§ Written problem
Copy out all lines that hold "Roll".

Dataset items:
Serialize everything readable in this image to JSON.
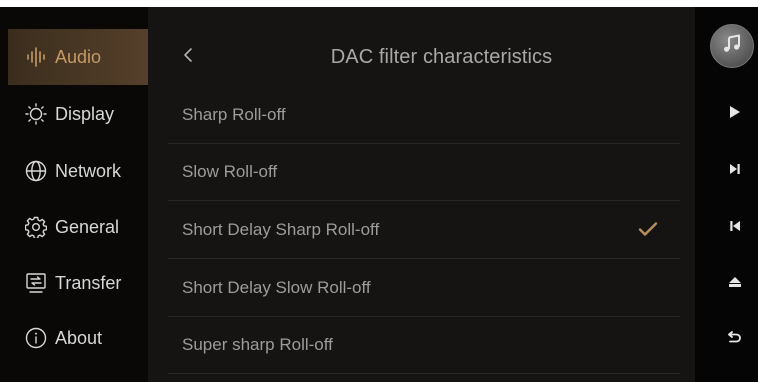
{
  "sidebar": {
    "items": [
      {
        "label": "Audio",
        "icon": "audio-bars-icon",
        "active": true
      },
      {
        "label": "Display",
        "icon": "brightness-icon",
        "active": false
      },
      {
        "label": "Network",
        "icon": "globe-icon",
        "active": false
      },
      {
        "label": "General",
        "icon": "gear-icon",
        "active": false
      },
      {
        "label": "Transfer",
        "icon": "transfer-icon",
        "active": false
      },
      {
        "label": "About",
        "icon": "info-icon",
        "active": false
      }
    ]
  },
  "main": {
    "title": "DAC filter characteristics",
    "back_icon": "chevron-left-icon",
    "options": [
      {
        "label": "Sharp Roll-off",
        "selected": false
      },
      {
        "label": "Slow Roll-off",
        "selected": false
      },
      {
        "label": "Short Delay Sharp Roll-off",
        "selected": true
      },
      {
        "label": "Short Delay Slow Roll-off",
        "selected": false
      },
      {
        "label": "Super sharp Roll-off",
        "selected": false
      }
    ]
  },
  "controls": {
    "album": "music-note-icon",
    "buttons": [
      "play-icon",
      "next-track-icon",
      "previous-track-icon",
      "eject-icon",
      "return-icon"
    ]
  },
  "colors": {
    "accent": "#c49a68",
    "check": "#b98f5e"
  }
}
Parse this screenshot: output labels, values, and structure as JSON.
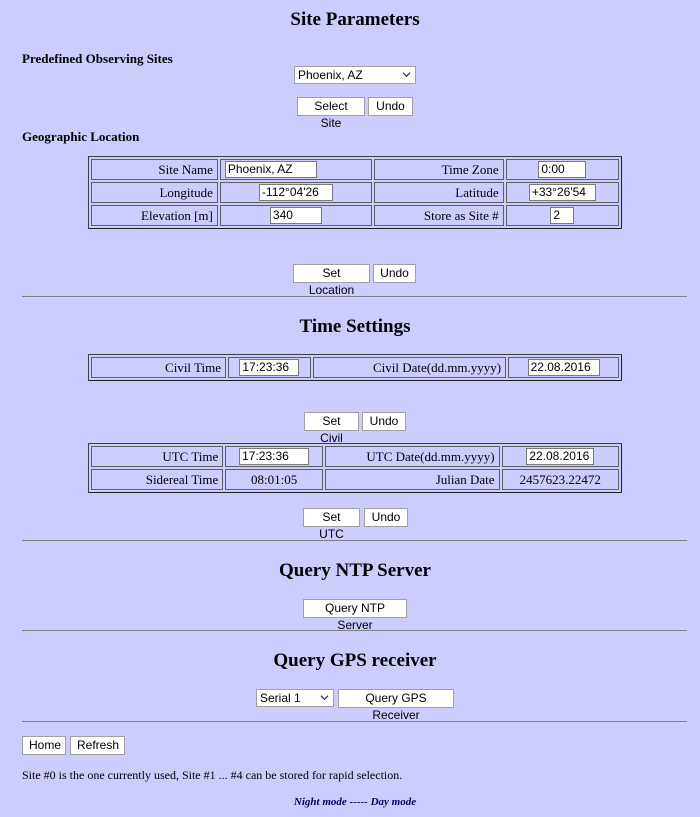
{
  "site_params": {
    "title": "Site Parameters",
    "predefined_heading": "Predefined Observing Sites",
    "site_select_value": "Phoenix, AZ",
    "select_site_label": "Select Site",
    "undo_label": "Undo"
  },
  "geo": {
    "heading": "Geographic Location",
    "site_name_label": "Site Name",
    "site_name_value": "Phoenix, AZ",
    "time_zone_label": "Time Zone",
    "time_zone_value": "0:00",
    "longitude_label": "Longitude",
    "longitude_value": "-112°04'26",
    "latitude_label": "Latitude",
    "latitude_value": "+33°26'54",
    "elevation_label": "Elevation [m]",
    "elevation_value": "340",
    "store_label": "Store as Site #",
    "store_value": "2",
    "set_location_label": "Set Location",
    "undo_label": "Undo"
  },
  "time": {
    "title": "Time Settings",
    "civil_time_label": "Civil Time",
    "civil_time_value": "17:23:36",
    "civil_date_label": "Civil Date(dd.mm.yyyy)",
    "civil_date_value": "22.08.2016",
    "set_civil_label": "Set Civil",
    "undo_label": "Undo",
    "utc_time_label": "UTC Time",
    "utc_time_value": "17:23:36",
    "utc_date_label": "UTC Date(dd.mm.yyyy)",
    "utc_date_value": "22.08.2016",
    "sidereal_label": "Sidereal Time",
    "sidereal_value": "08:01:05",
    "julian_label": "Julian Date",
    "julian_value": "2457623.22472",
    "set_utc_label": "Set UTC",
    "undo2_label": "Undo"
  },
  "ntp": {
    "title": "Query NTP Server",
    "button_label": "Query NTP Server"
  },
  "gps": {
    "title": "Query GPS receiver",
    "port_value": "Serial 1",
    "button_label": "Query GPS Receiver"
  },
  "footer": {
    "home_label": "Home",
    "refresh_label": "Refresh",
    "note": "Site #0 is the one currently used, Site #1 ... #4 can be stored for rapid selection.",
    "night_mode": "Night mode",
    "separator": " ----- ",
    "day_mode": "Day mode"
  }
}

§ Answer to the problem
        "label": "Sharp Roll-off",
        "label": "Slow Roll-off",
        "label": "Short Delay Sharp Roll-off",
        "label": "Short Delay Slow Roll-off",
        "label": "Super sharp Roll-off",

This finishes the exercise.